## Goal
What follows is a set of records; restate each one word for word and drop the pictures.

## Data in this exercise
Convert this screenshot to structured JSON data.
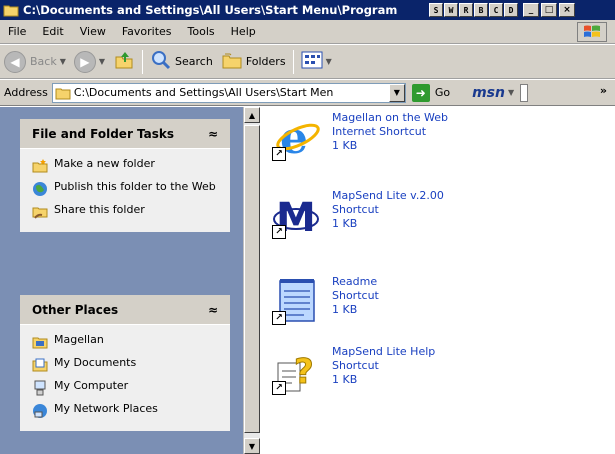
{
  "window": {
    "title": "C:\\Documents and Settings\\All Users\\Start Menu\\Program",
    "mini_buttons": [
      "S",
      "W",
      "R",
      "B",
      "C",
      "D"
    ],
    "controls": [
      "_",
      "□",
      "×"
    ]
  },
  "menubar": {
    "items": [
      "File",
      "Edit",
      "View",
      "Favorites",
      "Tools",
      "Help"
    ]
  },
  "toolbar": {
    "back_label": "Back",
    "search_label": "Search",
    "folders_label": "Folders"
  },
  "addressbar": {
    "label": "Address",
    "value": "C:\\Documents and Settings\\All Users\\Start Men",
    "go_label": "Go",
    "msn_label": "msn",
    "more": "»"
  },
  "tasks_panel": {
    "title": "File and Folder Tasks",
    "collapse": "≈",
    "items": [
      "Make a new folder",
      "Publish this folder to the Web",
      "Share this folder"
    ]
  },
  "places_panel": {
    "title": "Other Places",
    "collapse": "≈",
    "items": [
      "Magellan",
      "My Documents",
      "My Computer",
      "My Network Places"
    ]
  },
  "files": [
    {
      "name": "Magellan on the Web",
      "type": "Internet Shortcut",
      "size": "1 KB",
      "icon": "ie-icon"
    },
    {
      "name": "MapSend Lite v.2.00",
      "type": "Shortcut",
      "size": "1 KB",
      "icon": "mapsend-icon"
    },
    {
      "name": "Readme",
      "type": "Shortcut",
      "size": "1 KB",
      "icon": "notepad-icon"
    },
    {
      "name": "MapSend Lite Help",
      "type": "Shortcut",
      "size": "1 KB",
      "icon": "help-icon"
    }
  ],
  "colors": {
    "titlebar": "#0a246a",
    "taskpane": "#7b8fb4",
    "link": "#1a40c0"
  }
}
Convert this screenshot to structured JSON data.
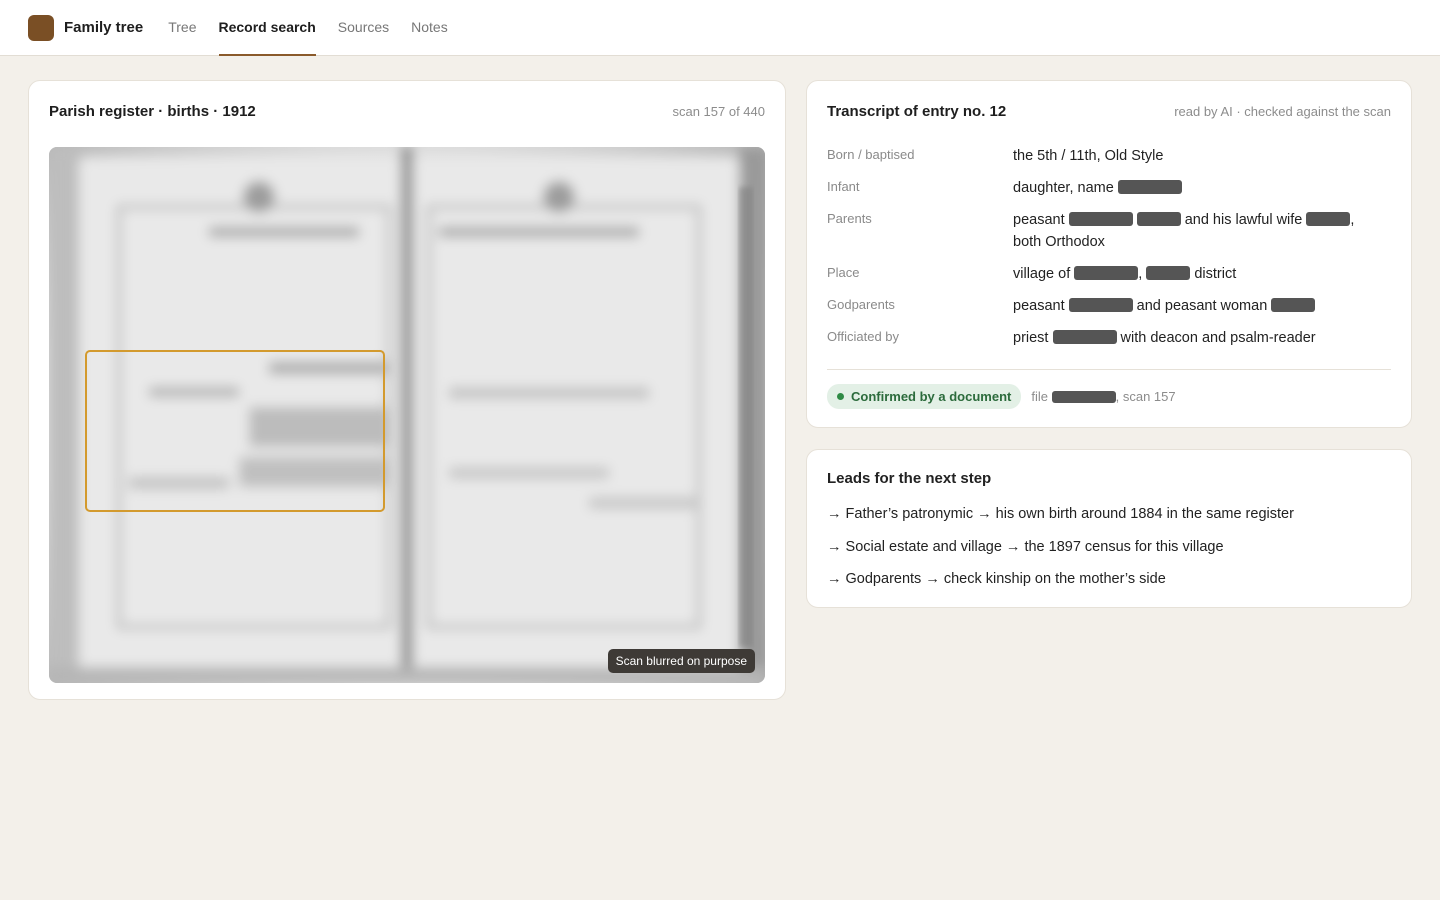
{
  "app": {
    "brand": "Family tree"
  },
  "nav": [
    {
      "label": "Tree",
      "active": false
    },
    {
      "label": "Record search",
      "active": true
    },
    {
      "label": "Sources",
      "active": false
    },
    {
      "label": "Notes",
      "active": false
    }
  ],
  "scan_panel": {
    "title": "Parish register · births · 1912",
    "counter": "scan 157 of 440",
    "badge": "Scan blurred on purpose"
  },
  "transcript": {
    "title": "Transcript of entry no. 12",
    "meta": "read by AI · checked against the scan",
    "fields": [
      {
        "label": "Born / baptised",
        "value_a": "the 5th / 11th, Old Style"
      },
      {
        "label": "Infant",
        "value_a": "daughter, name"
      },
      {
        "label": "Parents",
        "value_a": "peasant",
        "value_b": "and his lawful wife",
        "value_c": ",",
        "value_d": "both Orthodox"
      },
      {
        "label": "Place",
        "value_a": "village of",
        "value_b": ",",
        "value_c": "district"
      },
      {
        "label": "Godparents",
        "value_a": "peasant",
        "value_b": "and peasant woman"
      },
      {
        "label": "Officiated by",
        "value_a": "priest",
        "value_b": "with deacon and psalm-reader"
      }
    ],
    "status": "Confirmed by a document",
    "file_prefix": "file",
    "file_suffix": ", scan 157",
    "status_color": "#2f8a45"
  },
  "leads": {
    "title": "Leads for the next step",
    "items": [
      "→ Father’s patronymic → his own birth around 1884 in the same register",
      "→ Social estate and village → the 1897 census for this village",
      "→ Godparents → check kinship on the mother’s side"
    ]
  },
  "colors": {
    "accent": "#8a5a2b",
    "highlight": "#d39a2e",
    "logo": "#7a4f25"
  }
}
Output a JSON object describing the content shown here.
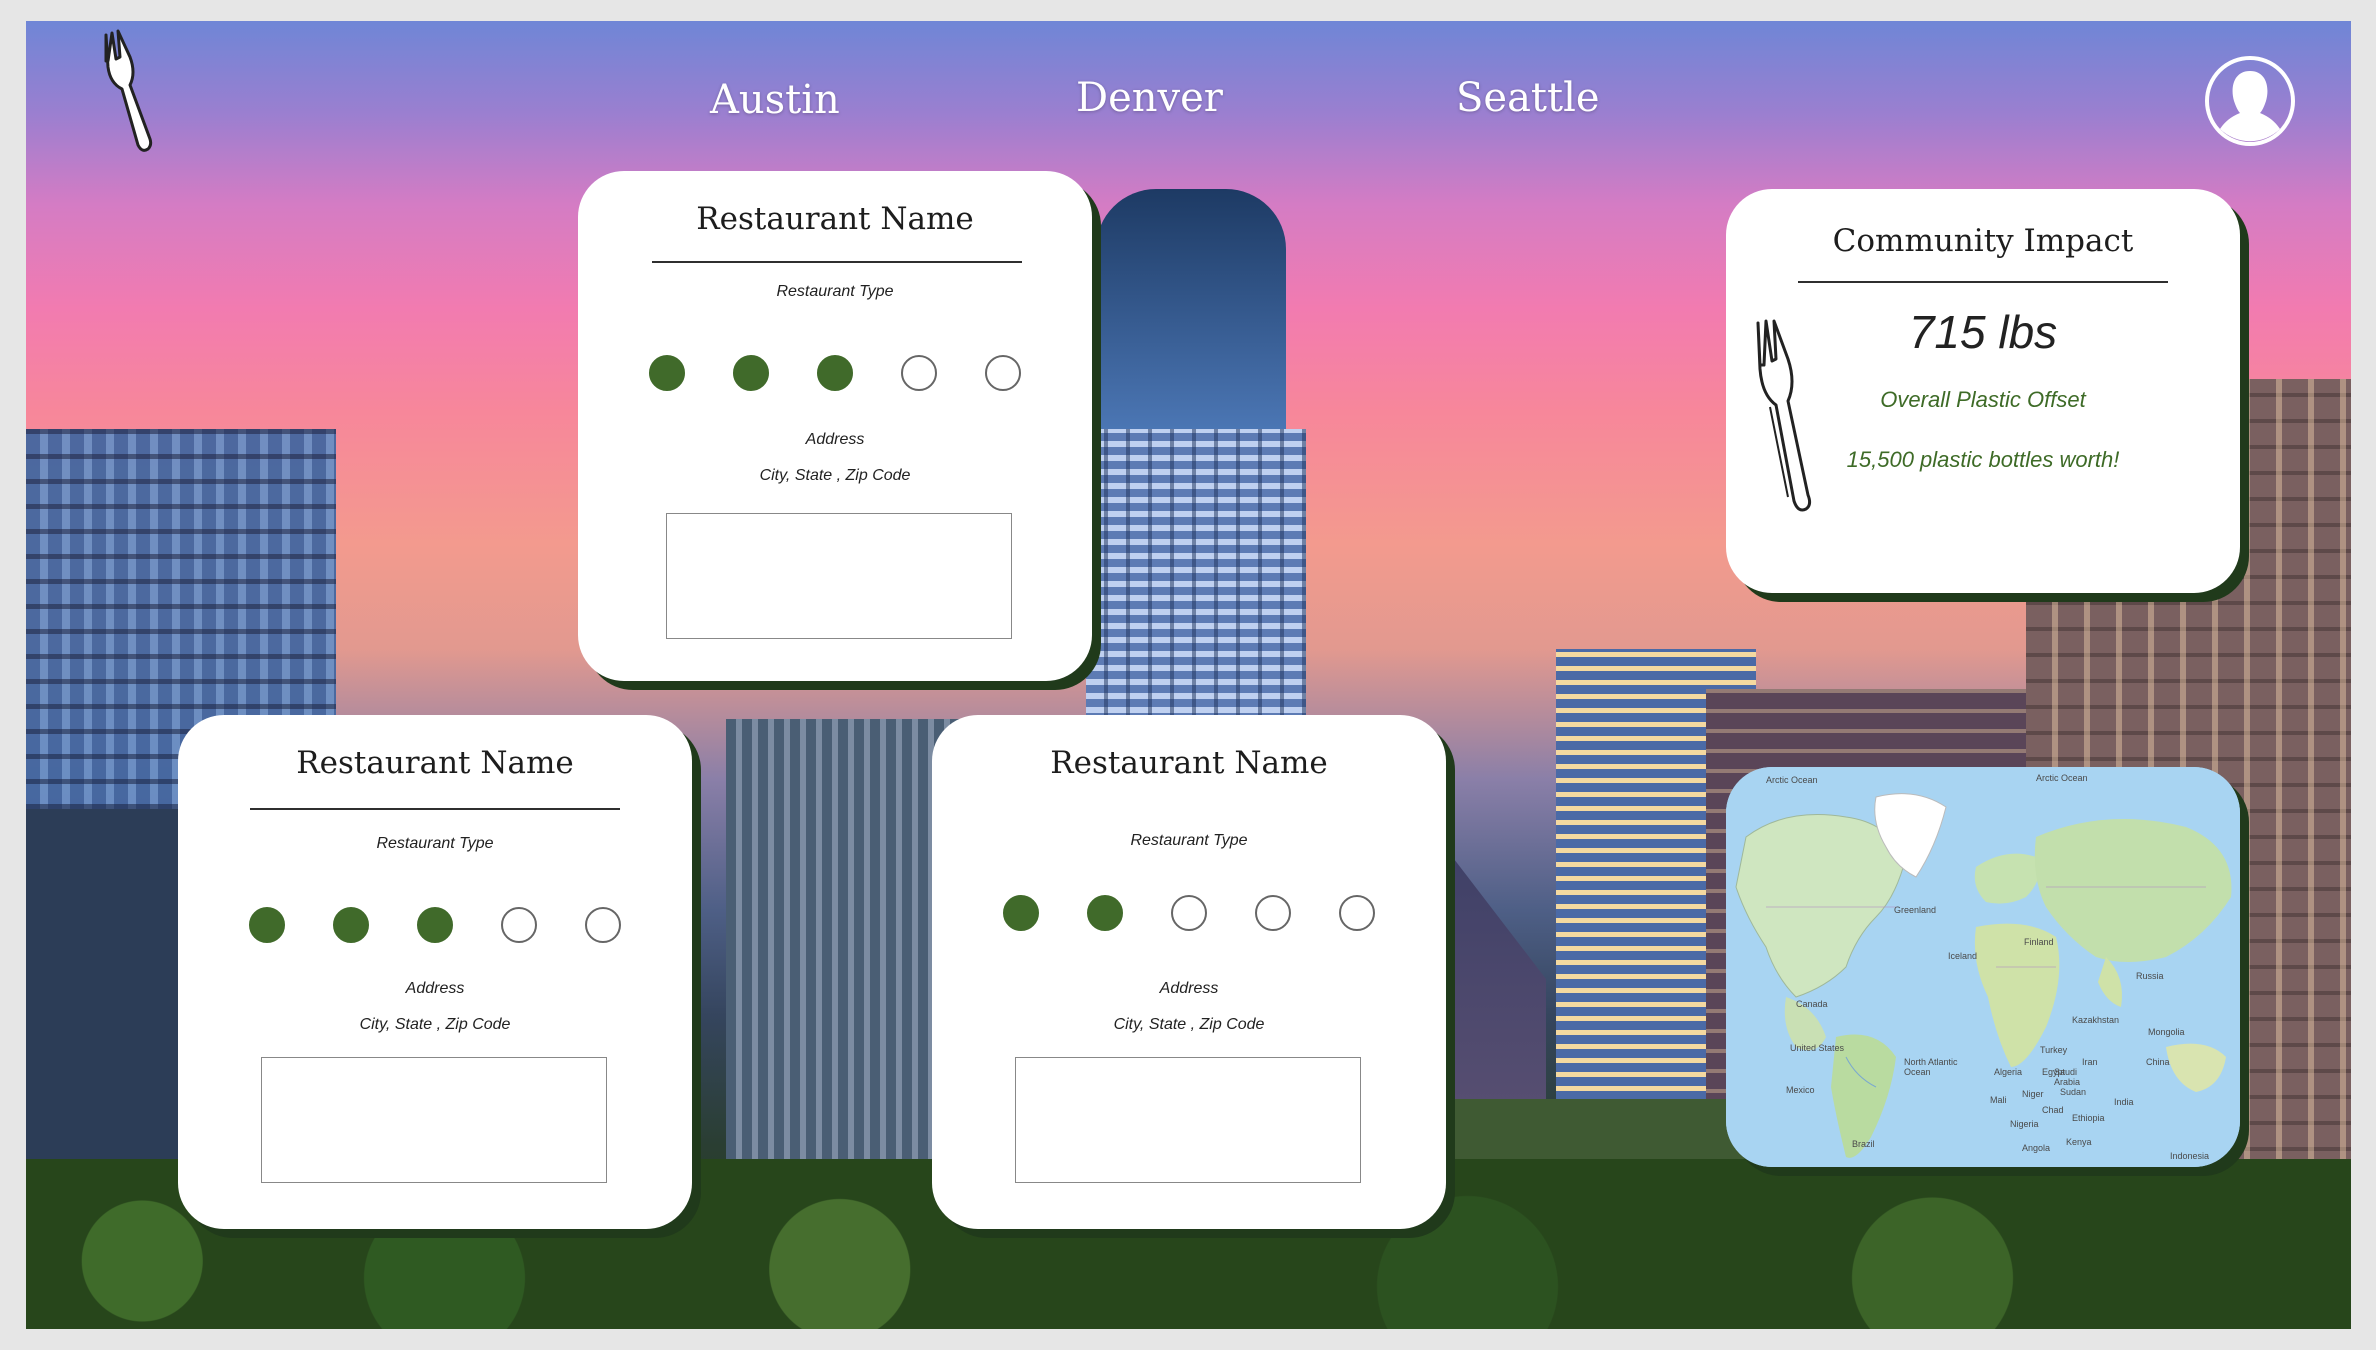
{
  "nav": {
    "links": [
      "Austin",
      "Denver",
      "Seattle"
    ]
  },
  "icons": {
    "logo": "fork-icon",
    "profile": "user-avatar-icon",
    "impact": "fork-icon"
  },
  "colors": {
    "accent_green": "#406a2a",
    "card_shadow": "#203a1b"
  },
  "restaurants": [
    {
      "name": "Restaurant Name",
      "type": "Restaurant Type",
      "rating": 3,
      "rating_max": 5,
      "address": "Address",
      "city_line": "City, State , Zip Code"
    },
    {
      "name": "Restaurant Name",
      "type": "Restaurant Type",
      "rating": 3,
      "rating_max": 5,
      "address": "Address",
      "city_line": "City, State , Zip Code"
    },
    {
      "name": "Restaurant Name",
      "type": "Restaurant Type",
      "rating": 2,
      "rating_max": 5,
      "address": "Address",
      "city_line": "City, State , Zip Code"
    }
  ],
  "impact": {
    "title": "Community Impact",
    "amount": "715 lbs",
    "label": "Overall Plastic Offset",
    "equivalent": "15,500 plastic bottles worth!"
  },
  "map": {
    "labels": [
      "Arctic Ocean",
      "Arctic Ocean",
      "Greenland",
      "North Atlantic Ocean",
      "Canada",
      "United States",
      "Russia",
      "Kazakhstan",
      "Mongolia",
      "China",
      "India",
      "Iran",
      "Egypt",
      "Algeria",
      "Mali",
      "Niger",
      "Nigeria",
      "Chad",
      "Sudan",
      "Ethiopia",
      "Kenya",
      "Angola",
      "Iceland",
      "Finland",
      "Turkey",
      "Saudi Arabia",
      "Mexico",
      "Brazil",
      "Indonesia"
    ]
  }
}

## Response for this exercise
Convert this screenshot to structured JSON data.
{
  "window": {
    "title": "C:\\Documents and Settings\\All Users\\Start Menu\\Program",
    "mini_buttons": [
      "S",
      "W",
      "R",
      "B",
      "C",
      "D"
    ],
    "controls": [
      "_",
      "□",
      "×"
    ]
  },
  "menubar": {
    "items": [
      "File",
      "Edit",
      "View",
      "Favorites",
      "Tools",
      "Help"
    ]
  },
  "toolbar": {
    "back_label": "Back",
    "search_label": "Search",
    "folders_label": "Folders"
  },
  "addressbar": {
    "label": "Address",
    "value": "C:\\Documents and Settings\\All Users\\Start Men",
    "go_label": "Go",
    "msn_label": "msn",
    "more": "»"
  },
  "tasks_panel": {
    "title": "File and Folder Tasks",
    "collapse": "≈",
    "items": [
      "Make a new folder",
      "Publish this folder to the Web",
      "Share this folder"
    ]
  },
  "places_panel": {
    "title": "Other Places",
    "collapse": "≈",
    "items": [
      "Magellan",
      "My Documents",
      "My Computer",
      "My Network Places"
    ]
  },
  "files": [
    {
      "name": "Magellan on the Web",
      "type": "Internet Shortcut",
      "size": "1 KB",
      "icon": "ie-icon"
    },
    {
      "name": "MapSend Lite v.2.00",
      "type": "Shortcut",
      "size": "1 KB",
      "icon": "mapsend-icon"
    },
    {
      "name": "Readme",
      "type": "Shortcut",
      "size": "1 KB",
      "icon": "notepad-icon"
    },
    {
      "name": "MapSend Lite Help",
      "type": "Shortcut",
      "size": "1 KB",
      "icon": "help-icon"
    }
  ],
  "colors": {
    "titlebar": "#0a246a",
    "taskpane": "#7b8fb4",
    "link": "#1a40c0"
  }
}
Convert this screenshot to structured JSON data.
{
  "app": {
    "brand": "Family tree"
  },
  "nav": [
    {
      "label": "Tree",
      "active": false
    },
    {
      "label": "Record search",
      "active": true
    },
    {
      "label": "Sources",
      "active": false
    },
    {
      "label": "Notes",
      "active": false
    }
  ],
  "scan_panel": {
    "title": "Parish register · births · 1912",
    "counter": "scan 157 of 440",
    "badge": "Scan blurred on purpose"
  },
  "transcript": {
    "title": "Transcript of entry no. 12",
    "meta": "read by AI · checked against the scan",
    "fields": [
      {
        "label": "Born / baptised",
        "value_a": "the 5th / 11th, Old Style"
      },
      {
        "label": "Infant",
        "value_a": "daughter, name"
      },
      {
        "label": "Parents",
        "value_a": "peasant",
        "value_b": "and his lawful wife",
        "value_c": ",",
        "value_d": "both Orthodox"
      },
      {
        "label": "Place",
        "value_a": "village of",
        "value_b": ",",
        "value_c": "district"
      },
      {
        "label": "Godparents",
        "value_a": "peasant",
        "value_b": "and peasant woman"
      },
      {
        "label": "Officiated by",
        "value_a": "priest",
        "value_b": "with deacon and psalm-reader"
      }
    ],
    "status": "Confirmed by a document",
    "file_prefix": "file",
    "file_suffix": ", scan 157",
    "status_color": "#2f8a45"
  },
  "leads": {
    "title": "Leads for the next step",
    "items": [
      "→ Father’s patronymic → his own birth around 1884 in the same register",
      "→ Social estate and village → the 1897 census for this village",
      "→ Godparents → check kinship on the mother’s side"
    ]
  },
  "colors": {
    "accent": "#8a5a2b",
    "highlight": "#d39a2e",
    "logo": "#7a4f25"
  }
}
Output a JSON object describing the content shown here.
{
  "nav": {
    "links": [
      "Austin",
      "Denver",
      "Seattle"
    ]
  },
  "icons": {
    "logo": "fork-icon",
    "profile": "user-avatar-icon",
    "impact": "fork-icon"
  },
  "colors": {
    "accent_green": "#406a2a",
    "card_shadow": "#203a1b"
  },
  "restaurants": [
    {
      "name": "Restaurant Name",
      "type": "Restaurant Type",
      "rating": 3,
      "rating_max": 5,
      "address": "Address",
      "city_line": "City, State , Zip Code"
    },
    {
      "name": "Restaurant Name",
      "type": "Restaurant Type",
      "rating": 3,
      "rating_max": 5,
      "address": "Address",
      "city_line": "City, State , Zip Code"
    },
    {
      "name": "Restaurant Name",
      "type": "Restaurant Type",
      "rating": 2,
      "rating_max": 5,
      "address": "Address",
      "city_line": "City, State , Zip Code"
    }
  ],
  "impact": {
    "title": "Community Impact",
    "amount": "715 lbs",
    "label": "Overall Plastic Offset",
    "equivalent": "15,500 plastic bottles worth!"
  },
  "map": {
    "labels": [
      "Arctic Ocean",
      "Arctic Ocean",
      "Greenland",
      "North Atlantic Ocean",
      "Canada",
      "United States",
      "Russia",
      "Kazakhstan",
      "Mongolia",
      "China",
      "India",
      "Iran",
      "Egypt",
      "Algeria",
      "Mali",
      "Niger",
      "Nigeria",
      "Chad",
      "Sudan",
      "Ethiopia",
      "Kenya",
      "Angola",
      "Iceland",
      "Finland",
      "Turkey",
      "Saudi Arabia",
      "Mexico",
      "Brazil",
      "Indonesia"
    ]
  }
}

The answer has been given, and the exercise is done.